Data entries
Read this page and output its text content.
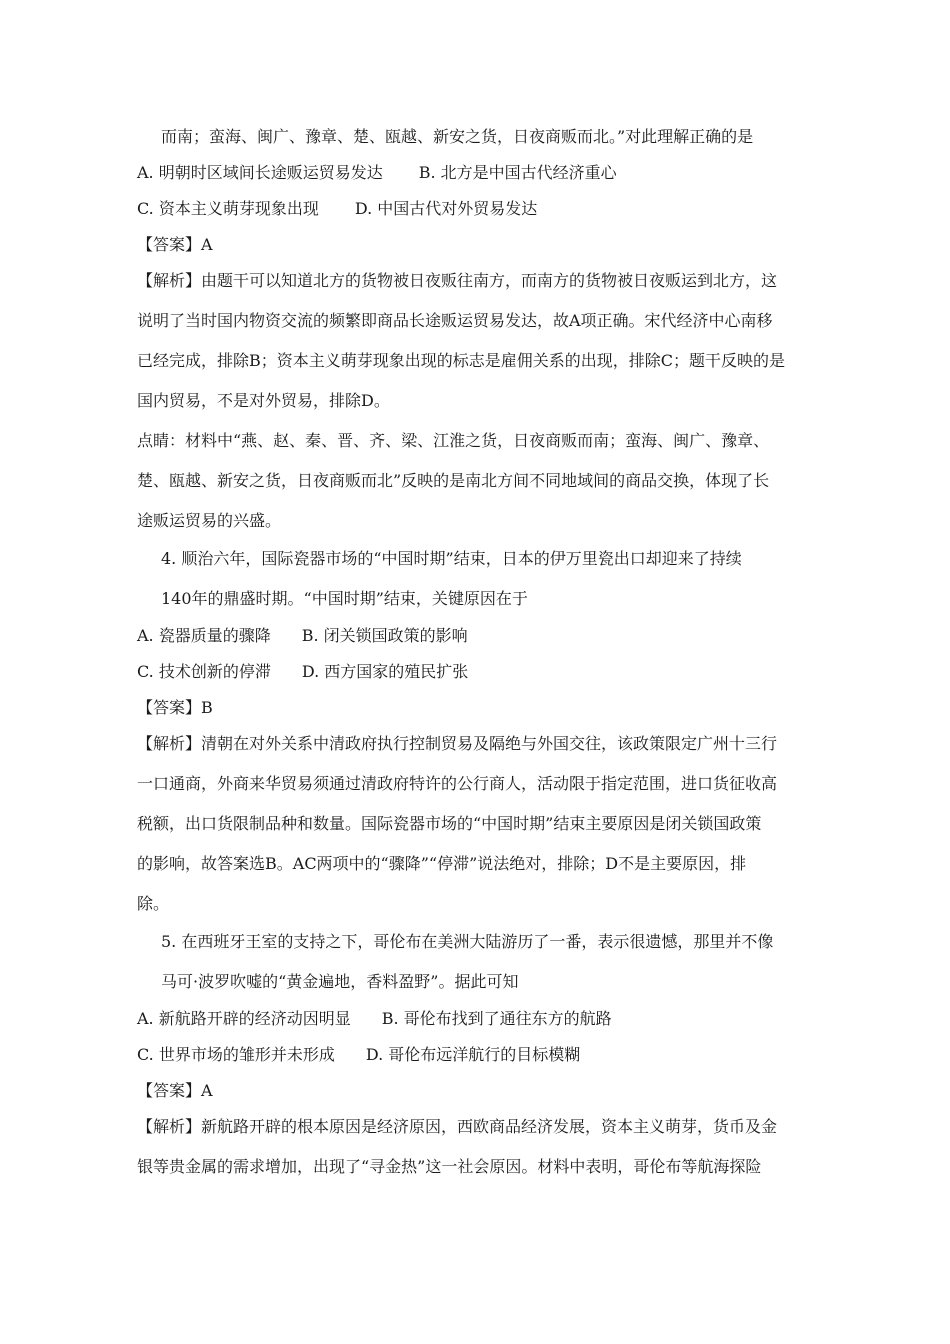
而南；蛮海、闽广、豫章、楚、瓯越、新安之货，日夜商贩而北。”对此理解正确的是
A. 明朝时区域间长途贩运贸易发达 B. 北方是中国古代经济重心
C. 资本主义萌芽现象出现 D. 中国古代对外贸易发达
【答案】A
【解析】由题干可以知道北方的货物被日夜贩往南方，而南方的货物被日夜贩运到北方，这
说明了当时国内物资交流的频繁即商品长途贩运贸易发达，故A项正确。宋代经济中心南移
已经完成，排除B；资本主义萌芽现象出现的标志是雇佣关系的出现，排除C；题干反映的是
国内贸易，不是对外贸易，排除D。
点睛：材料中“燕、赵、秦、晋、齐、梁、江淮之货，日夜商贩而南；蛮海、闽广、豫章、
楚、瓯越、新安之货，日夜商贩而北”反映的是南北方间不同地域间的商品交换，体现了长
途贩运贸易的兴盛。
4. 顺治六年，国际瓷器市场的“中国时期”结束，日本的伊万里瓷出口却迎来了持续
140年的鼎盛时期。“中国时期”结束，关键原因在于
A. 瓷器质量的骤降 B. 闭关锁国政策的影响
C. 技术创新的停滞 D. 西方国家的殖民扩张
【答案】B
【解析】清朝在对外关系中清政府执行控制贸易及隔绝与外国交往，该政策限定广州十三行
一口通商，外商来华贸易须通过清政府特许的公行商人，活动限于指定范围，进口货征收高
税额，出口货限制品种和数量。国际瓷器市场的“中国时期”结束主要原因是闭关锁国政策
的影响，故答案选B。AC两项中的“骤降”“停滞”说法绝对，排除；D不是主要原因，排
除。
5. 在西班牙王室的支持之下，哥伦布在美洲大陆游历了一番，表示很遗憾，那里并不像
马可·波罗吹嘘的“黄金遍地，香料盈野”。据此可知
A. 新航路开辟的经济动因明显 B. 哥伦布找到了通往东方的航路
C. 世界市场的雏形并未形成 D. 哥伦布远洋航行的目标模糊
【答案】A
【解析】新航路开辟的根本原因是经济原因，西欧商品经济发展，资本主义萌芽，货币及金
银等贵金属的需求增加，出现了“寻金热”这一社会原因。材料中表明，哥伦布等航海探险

* * *

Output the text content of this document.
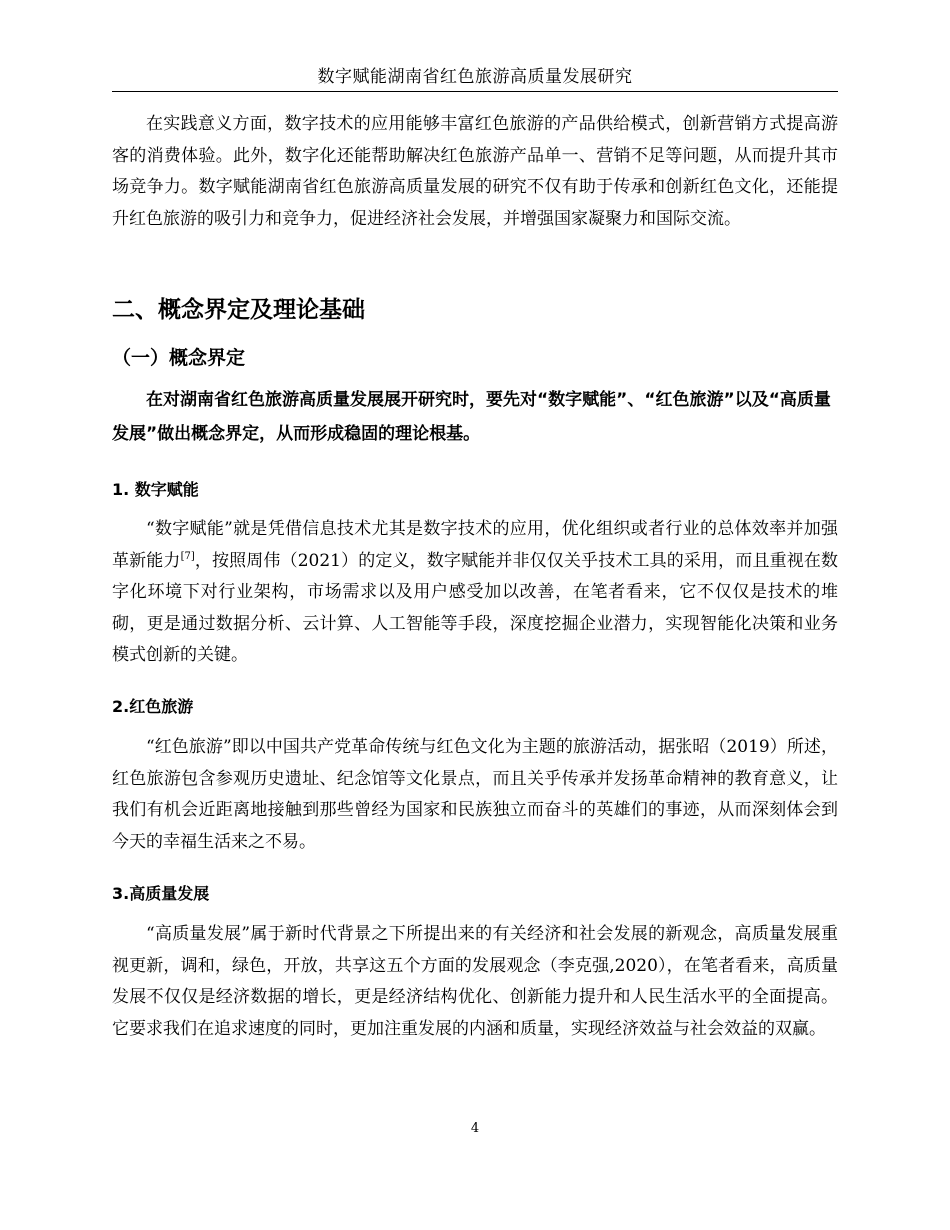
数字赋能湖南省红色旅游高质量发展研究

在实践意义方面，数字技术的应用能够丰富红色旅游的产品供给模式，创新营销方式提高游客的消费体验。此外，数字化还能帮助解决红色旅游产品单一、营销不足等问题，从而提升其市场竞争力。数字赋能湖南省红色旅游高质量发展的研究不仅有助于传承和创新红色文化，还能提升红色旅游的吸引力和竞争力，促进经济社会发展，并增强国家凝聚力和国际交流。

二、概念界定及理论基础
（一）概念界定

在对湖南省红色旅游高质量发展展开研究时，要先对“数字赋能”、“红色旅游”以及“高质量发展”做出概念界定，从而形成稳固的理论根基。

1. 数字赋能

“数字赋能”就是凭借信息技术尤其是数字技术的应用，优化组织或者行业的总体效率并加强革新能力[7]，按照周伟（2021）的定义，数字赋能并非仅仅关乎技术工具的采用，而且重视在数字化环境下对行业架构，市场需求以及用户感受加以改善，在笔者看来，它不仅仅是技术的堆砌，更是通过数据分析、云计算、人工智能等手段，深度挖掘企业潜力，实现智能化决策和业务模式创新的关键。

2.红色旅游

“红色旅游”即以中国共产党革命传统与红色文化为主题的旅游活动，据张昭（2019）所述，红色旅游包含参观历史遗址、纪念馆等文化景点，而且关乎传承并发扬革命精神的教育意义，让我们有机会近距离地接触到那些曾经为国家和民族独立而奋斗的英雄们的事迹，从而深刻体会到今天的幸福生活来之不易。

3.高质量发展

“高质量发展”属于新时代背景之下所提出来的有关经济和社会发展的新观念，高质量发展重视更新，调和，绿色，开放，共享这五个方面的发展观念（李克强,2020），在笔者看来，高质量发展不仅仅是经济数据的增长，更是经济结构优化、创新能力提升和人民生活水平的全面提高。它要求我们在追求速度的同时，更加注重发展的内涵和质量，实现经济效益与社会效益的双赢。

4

What the exercise asks
Of the lines in this listing, how many contain "新安之货"? Reply with the number and nothing more.

Output for this task
2